* CHALLENGE *
Give only the number of lines in the data that contain the word "this".

* PROVIDED RECORDS *
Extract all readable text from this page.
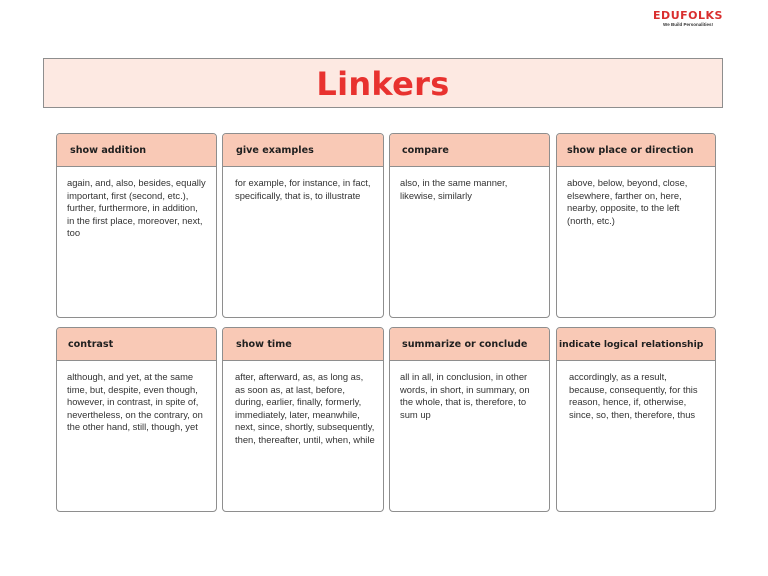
EDUFOLKS
We Build Personalities!
Linkers
show addition
again, and, also, besides, equally important, first (second, etc.), further, furthermore, in addition, in the first place, moreover, next, too
give examples
for example, for instance, in fact, specifically, that is, to illustrate
compare
also, in the same manner, likewise, similarly
show place or direction
above, below, beyond, close, elsewhere, farther on, here, nearby, opposite, to the left (north, etc.)
contrast
although, and yet, at the same time, but, despite, even though, however, in contrast, in spite of, nevertheless, on the contrary, on the other hand, still, though, yet
show time
after, afterward, as, as long as, as soon as, at last, before, during, earlier, finally, formerly, immediately, later, meanwhile, next, since, shortly, subsequently, then, thereafter, until, when, while
summarize or conclude
all in all, in conclusion, in other words, in short, in summary, on the whole, that is, therefore, to sum up
indicate logical relationship
accordingly, as a result, because, consequently, for this reason, hence, if, otherwise, since, so, then, therefore, thus
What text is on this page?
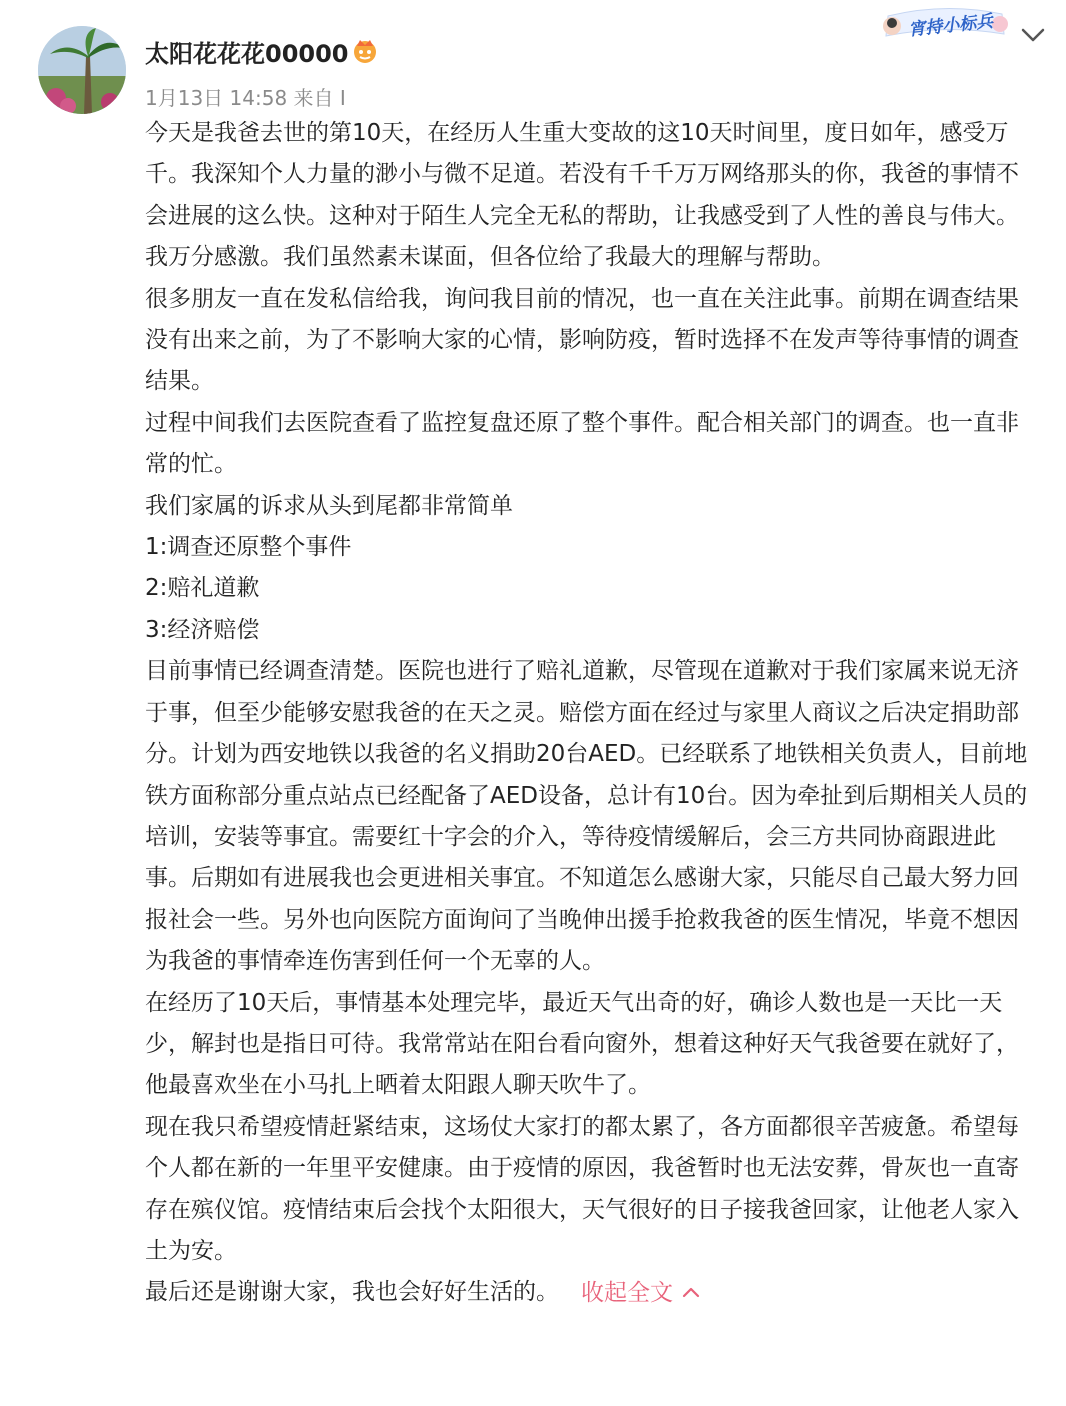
太阳花花花00000
1月13日 14:58 来自 I
宵持小标兵

今天是我爸去世的第10天，在经历人生重大变故的这10天时间里，度日如年，感受万千。我深知个人力量的渺小与微不足道。若没有千千万万网络那头的你，我爸的事情不会进展的这么快。这种对于陌生人完全无私的帮助，让我感受到了人性的善良与伟大。我万分感激。我们虽然素未谋面，但各位给了我最大的理解与帮助。

很多朋友一直在发私信给我，询问我目前的情况，也一直在关注此事。前期在调查结果没有出来之前，为了不影响大家的心情，影响防疫，暂时选择不在发声等待事情的调查结果。

过程中间我们去医院查看了监控复盘还原了整个事件。配合相关部门的调查。也一直非常的忙。

我们家属的诉求从头到尾都非常简单

1:调查还原整个事件

2:赔礼道歉

3:经济赔偿

目前事情已经调查清楚。医院也进行了赔礼道歉，尽管现在道歉对于我们家属来说无济于事，但至少能够安慰我爸的在天之灵。赔偿方面在经过与家里人商议之后决定捐助部分。计划为西安地铁以我爸的名义捐助20台AED。已经联系了地铁相关负责人，目前地铁方面称部分重点站点已经配备了AED设备，总计有10台。因为牵扯到后期相关人员的培训，安装等事宜。需要红十字会的介入，等待疫情缓解后，会三方共同协商跟进此事。后期如有进展我也会更进相关事宜。不知道怎么感谢大家，只能尽自己最大努力回报社会一些。另外也向医院方面询问了当晚伸出援手抢救我爸的医生情况，毕竟不想因为我爸的事情牵连伤害到任何一个无辜的人。

在经历了10天后，事情基本处理完毕，最近天气出奇的好，确诊人数也是一天比一天少，解封也是指日可待。我常常站在阳台看向窗外，想着这种好天气我爸要在就好了，他最喜欢坐在小马扎上晒着太阳跟人聊天吹牛了。

现在我只希望疫情赶紧结束，这场仗大家打的都太累了，各方面都很辛苦疲惫。希望每个人都在新的一年里平安健康。由于疫情的原因，我爸暂时也无法安葬，骨灰也一直寄存在殡仪馆。疫情结束后会找个太阳很大，天气很好的日子接我爸回家，让他老人家入土为安。

最后还是谢谢大家，我也会好好生活的。 收起全文
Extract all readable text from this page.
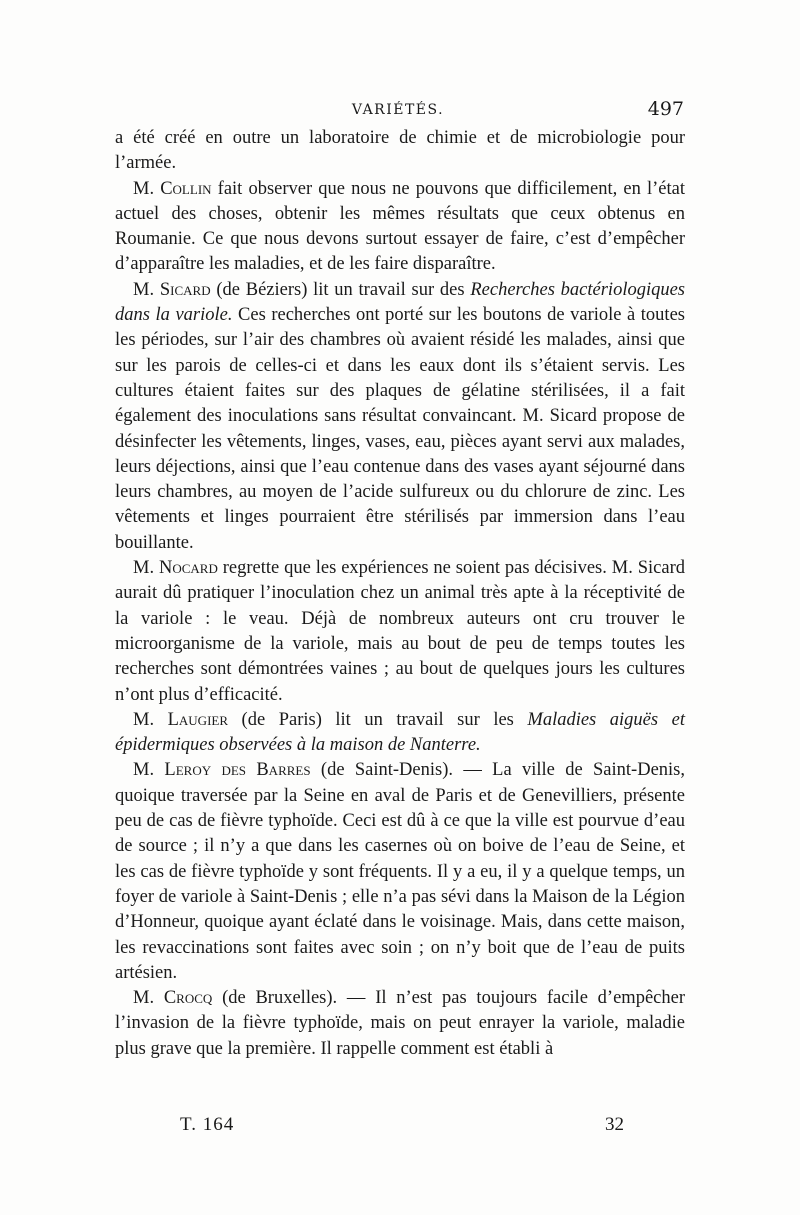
VARIÉTÉS.	497

a été créé en outre un laboratoire de chimie et de microbiologie pour l’armée.

M. Collin fait observer que nous ne pouvons que difficilement, en l’état actuel des choses, obtenir les mêmes résultats que ceux obtenus en Roumanie. Ce que nous devons surtout essayer de faire, c’est d’empêcher d’apparaître les maladies, et de les faire disparaître.

M. Sicard (de Béziers) lit un travail sur des Recherches bactériologiques dans la variole. Ces recherches ont porté sur les boutons de variole à toutes les périodes, sur l’air des chambres où avaient résidé les malades, ainsi que sur les parois de celles-ci et dans les eaux dont ils s’étaient servis. Les cultures étaient faites sur des plaques de gélatine stérilisées, il a fait également des inoculations sans résultat convaincant. M. Sicard propose de désinfecter les vêtements, linges, vases, eau, pièces ayant servi aux malades, leurs déjections, ainsi que l’eau contenue dans des vases ayant séjourné dans leurs chambres, au moyen de l’acide sulfureux ou du chlorure de zinc. Les vêtements et linges pourraient être stérilisés par immersion dans l’eau bouillante.

M. Nocard regrette que les expériences ne soient pas décisives. M. Sicard aurait dû pratiquer l’inoculation chez un animal très apte à la réceptivité de la variole : le veau. Déjà de nombreux auteurs ont cru trouver le microorganisme de la variole, mais au bout de peu de temps toutes les recherches sont démontrées vaines ; au bout de quelques jours les cultures n’ont plus d’efficacité.

M. Laugier (de Paris) lit un travail sur les Maladies aiguës et épidermiques observées à la maison de Nanterre.

M. Leroy des Barres (de Saint-Denis). — La ville de Saint-Denis, quoique traversée par la Seine en aval de Paris et de Genevilliers, présente peu de cas de fièvre typhoïde. Ceci est dû à ce que la ville est pourvue d’eau de source ; il n’y a que dans les casernes où on boive de l’eau de Seine, et les cas de fièvre typhoïde y sont fréquents. Il y a eu, il y a quelque temps, un foyer de variole à Saint-Denis ; elle n’a pas sévi dans la Maison de la Légion d’Honneur, quoique ayant éclaté dans le voisinage. Mais, dans cette maison, les revaccinations sont faites avec soin ; on n’y boit que de l’eau de puits artésien.

M. Crocq (de Bruxelles). — Il n’est pas toujours facile d’empêcher l’invasion de la fièvre typhoïde, mais on peut enrayer la variole, maladie plus grave que la première. Il rappelle comment est établi à

T. 164	32
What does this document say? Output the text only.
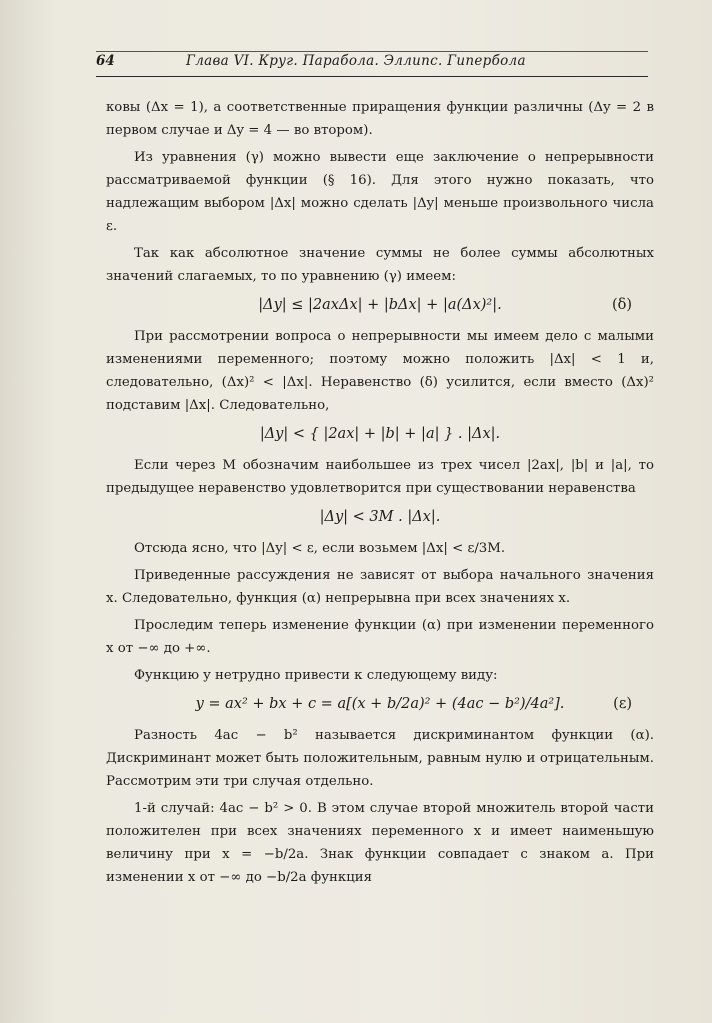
64	Глава VI. Круг. Парабола. Эллипс. Гипербола

ковы (Δx = 1), а соответственные приращения функции различны (Δy = 2 в первом случае и Δy = 4 — во втором).

Из уравнения (γ) можно вывести еще заключение о непрерывности рассматриваемой функции (§ 16). Для этого нужно показать, что надлежащим выбором |Δx| можно сделать |Δy| меньше произвольного числа ε.

Так как абсолютное значение суммы не более суммы абсолютных значений слагаемых, то по уравнению (γ) имеем:

|Δy| ≤ |2axΔx| + |bΔx| + |a(Δx)²|.	(δ)

При рассмотрении вопроса о непрерывности мы имеем дело с малыми изменениями переменного; поэтому можно положить |Δx| < 1 и, следовательно, (Δx)² < |Δx|. Неравенство (δ) усилится, если вместо (Δx)² подставим |Δx|. Следовательно,

|Δy| < { |2ax| + |b| + |a| } . |Δx|.

Если через M обозначим наибольшее из трех чисел |2ax|, |b| и |a|, то предыдущее неравенство удовлетворится при существовании неравенства

|Δy| < 3M . |Δx|.

Отсюда ясно, что |Δy| < ε, если возьмем |Δx| < ε/3M.

Приведенные рассуждения не зависят от выбора начального значения x. Следовательно, функция (α) непрерывна при всех значениях x.

Проследим теперь изменение функции (α) при изменении переменного x от −∞ до +∞.

Функцию y нетрудно привести к следующему виду:

y = ax² + bx + c = a[(x + b/2a)² + (4ac − b²)/4a²].	(ε)

Разность 4ac − b² называется дискриминантом функции (α). Дискриминант может быть положительным, равным нулю и отрицательным. Рассмотрим эти три случая отдельно.

1-й случай: 4ac − b² > 0. В этом случае второй множитель второй части положителен при всех значениях переменного x и имеет наименьшую величину при x = −b/2a. Знак функции совпадает с знаком a. При изменении x от −∞ до −b/2a функция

* SOLUTION TO THE EXERCISE *
5